--- Set problem ---
Using the data below, gather each line that includes the word "Ściany".

--- Stored records ---
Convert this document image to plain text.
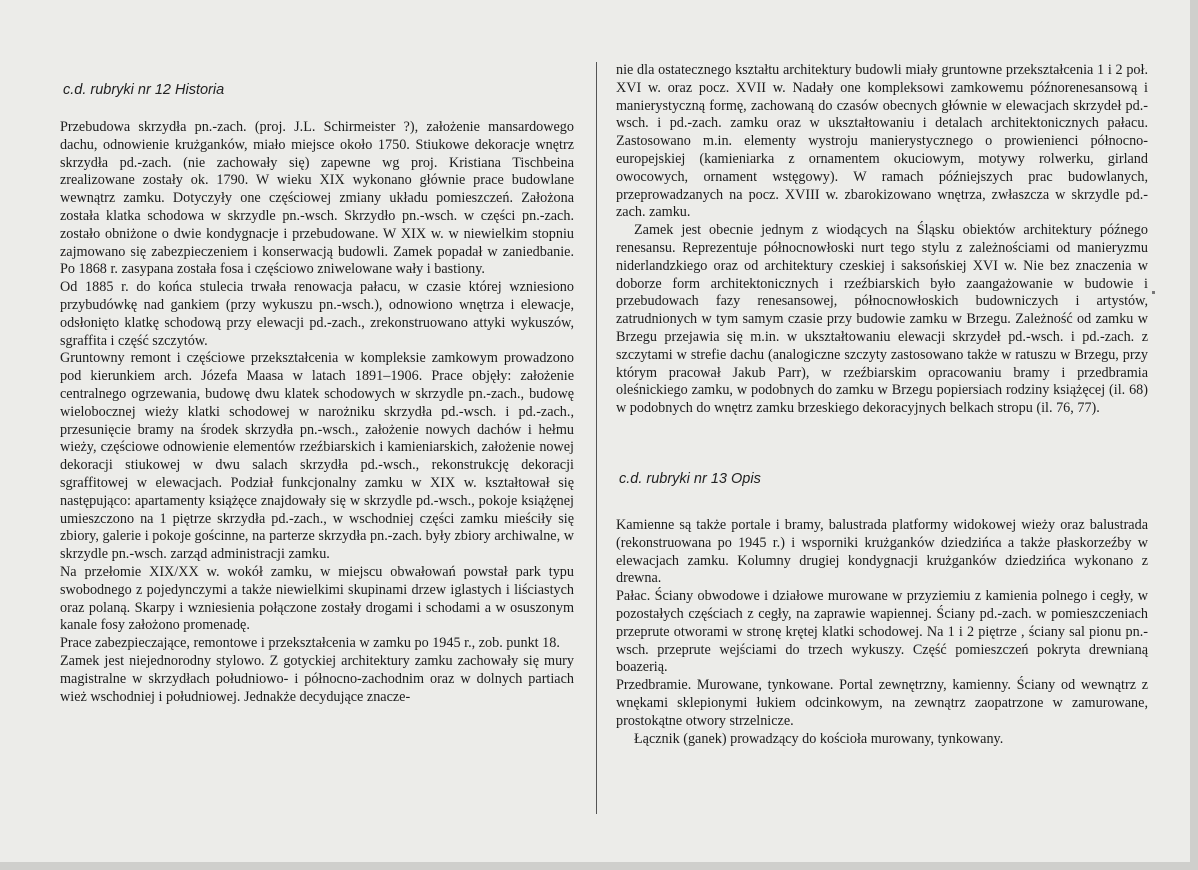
c.d. rubryki nr 12 Historia

Przebudowa skrzydła pn.-zach. (proj. J.L. Schirmeister ?), założenie mansardowego dachu, odnowienie krużganków, miało miejsce około 1750. Stiukowe dekoracje wnętrz skrzydła pd.-zach. (nie zachowały się) zapewne wg proj. Kristiana Tischbeina zrealizowane zostały ok. 1790. W wieku XIX wykonano głównie prace budowlane wewnątrz zamku. Dotyczyły one częściowej zmiany układu pomieszczeń. Założona została klatka schodowa w skrzydle pn.-wsch. Skrzydło pn.-wsch. w części pn.-zach. zostało obniżone o dwie kondygnacje i przebudowane. W XIX w. w niewielkim stopniu zajmowano się zabezpieczeniem i konserwacją budowli. Zamek popadał w zaniedbanie. Po 1868 r. zasypana została fosa i częściowo zniwelowane wały i bastiony.

Od 1885 r. do końca stulecia trwała renowacja pałacu, w czasie której wzniesiono przybudówkę nad gankiem (przy wykuszu pn.-wsch.), odnowiono wnętrza i elewacje, odsłonięto klatkę schodową przy elewacji pd.-zach., zrekonstruowano attyki wykuszów, sgraffita i część szczytów.

Gruntowny remont i częściowe przekształcenia w kompleksie zamkowym prowadzono pod kierunkiem arch. Józefa Maasa w latach 1891–1906. Prace objęły: założenie centralnego ogrzewania, budowę dwu klatek schodowych w skrzydle pn.-zach., budowę wielobocznej wieży klatki schodowej w narożniku skrzydła pd.-wsch. i pd.-zach., przesunięcie bramy na środek skrzydła pn.-wsch., założenie nowych dachów i hełmu wieży, częściowe odnowienie elementów rzeźbiarskich i kamieniarskich, założenie nowej dekoracji stiukowej w dwu salach skrzydła pd.-wsch., rekonstrukcję dekoracji sgraffitowej w elewacjach. Podział funkcjonalny zamku w XIX w. kształtował się następująco: apartamenty książęce znajdowały się w skrzydle pd.-wsch., pokoje książęnej umieszczono na 1 piętrze skrzydła pd.-zach., w wschodniej części zamku mieściły się zbiory, galerie i pokoje gościnne, na parterze skrzydła pn.-zach. były zbiory archiwalne, w skrzydle pn.-wsch. zarząd administracji zamku.

Na przełomie XIX/XX w. wokół zamku, w miejscu obwałowań powstał park typu swobodnego z pojedynczymi a także niewielkimi skupinami drzew iglastych i liściastych oraz polaną. Skarpy i wzniesienia połączone zostały drogami i schodami a w osuszonym kanale fosy założono promenadę.

Prace zabezpieczające, remontowe i przekształcenia w zamku po 1945 r., zob. punkt 18.

Zamek jest niejednorodny stylowo. Z gotyckiej architektury zamku zachowały się mury magistralne w skrzydłach południowo- i północno-zachodnim oraz w dolnych partiach wież wschodniej i południowej. Jednakże decydujące znacze-

nie dla ostatecznego kształtu architektury budowli miały gruntowne przekształcenia 1 i 2 poł. XVI w. oraz pocz. XVII w. Nadały one kompleksowi zamkowemu późnorenesansową i manierystyczną formę, zachowaną do czasów obecnych głównie w elewacjach skrzydeł pd.-wsch. i pd.-zach. zamku oraz w ukształtowaniu i detalach architektonicznych pałacu. Zastosowano m.in. elementy wystroju manierystycznego o prowienienci północno-europejskiej (kamieniarka z ornamentem okuciowym, motywy rolwerku, girland owocowych, ornament wstęgowy). W ramach późniejszych prac budowlanych, przeprowadzanych na pocz. XVIII w. zbarokizowano wnętrza, zwłaszcza w skrzydle pd.-zach. zamku.

Zamek jest obecnie jednym z wiodących na Śląsku obiektów architektury późnego renesansu. Reprezentuje północnowłoski nurt tego stylu z zależnościami od manieryzmu niderlandzkiego oraz od architektury czeskiej i saksońskiej XVI w. Nie bez znaczenia w doborze form architektonicznych i rzeźbiarskich było zaangażowanie w budowie i przebudowach fazy renesansowej, północnowłoskich budowniczych i artystów, zatrudnionych w tym samym czasie przy budowie zamku w Brzegu. Zależność od zamku w Brzegu przejawia się m.in. w ukształtowaniu elewacji skrzydeł pd.-wsch. i pd.-zach. z szczytami w strefie dachu (analogiczne szczyty zastosowano także w ratuszu w Brzegu, przy którym pracował Jakub Parr), w rzeźbiarskim opracowaniu bramy i przedbramia oleśnickiego zamku, w podobnych do zamku w Brzegu popiersiach rodziny książęcej (il. 68) w podobnych do wnętrz zamku brzeskiego dekoracyjnych belkach stropu (il. 76, 77).

c.d. rubryki nr 13 Opis

Kamienne są także portale i bramy, balustrada platformy widokowej wieży oraz balustrada (rekonstruowana po 1945 r.) i wsporniki krużganków dziedzińca a także płaskorzeźby w elewacjach zamku. Kolumny drugiej kondygnacji krużganków dziedzińca wykonano z drewna.

Pałac. Ściany obwodowe i działowe murowane w przyziemiu z kamienia polnego i cegły, w pozostałych częściach z cegły, na zaprawie wapiennej. Ściany pd.-zach. w pomieszczeniach przeprute otworami w stronę krętej klatki schodowej. Na 1 i 2 piętrze , ściany sal pionu pn.-wsch. przeprute wejściami do trzech wykuszy. Część pomieszczeń pokryta drewnianą boazerią.

Przedbramie. Murowane, tynkowane. Portal zewnętrzny, kamienny. Ściany od wewnątrz z wnękami sklepionymi łukiem odcinkowym, na zewnątrz zaopatrzone w zamurowane, prostokątne otwory strzelnicze.

Łącznik (ganek) prowadzący do kościoła murowany, tynkowany.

--- Exercise result ---
Pałac. Ściany obwodowe i działowe murowane w przyziemiu z kamienia polnego i cegły, w pozostałych częściach z cegły, na zaprawie wapiennej. Ściany pd.-zach. w pomieszczeniach przeprute otworami w stronę krętej klatki schodowej. Na 1 i 2 piętrze , ściany sal pionu pn.-wsch. przeprute wejściami do trzech wykuszy. Część pomieszczeń pokryta drewnianą boazerią.
Przedbramie. Murowane, tynkowane. Portal zewnętrzny, kamienny. Ściany od wewnątrz z wnękami sklepionymi łukiem odcinkowym, na zewnątrz zaopatrzone w zamurowane, prostokątne otwory strzelnicze.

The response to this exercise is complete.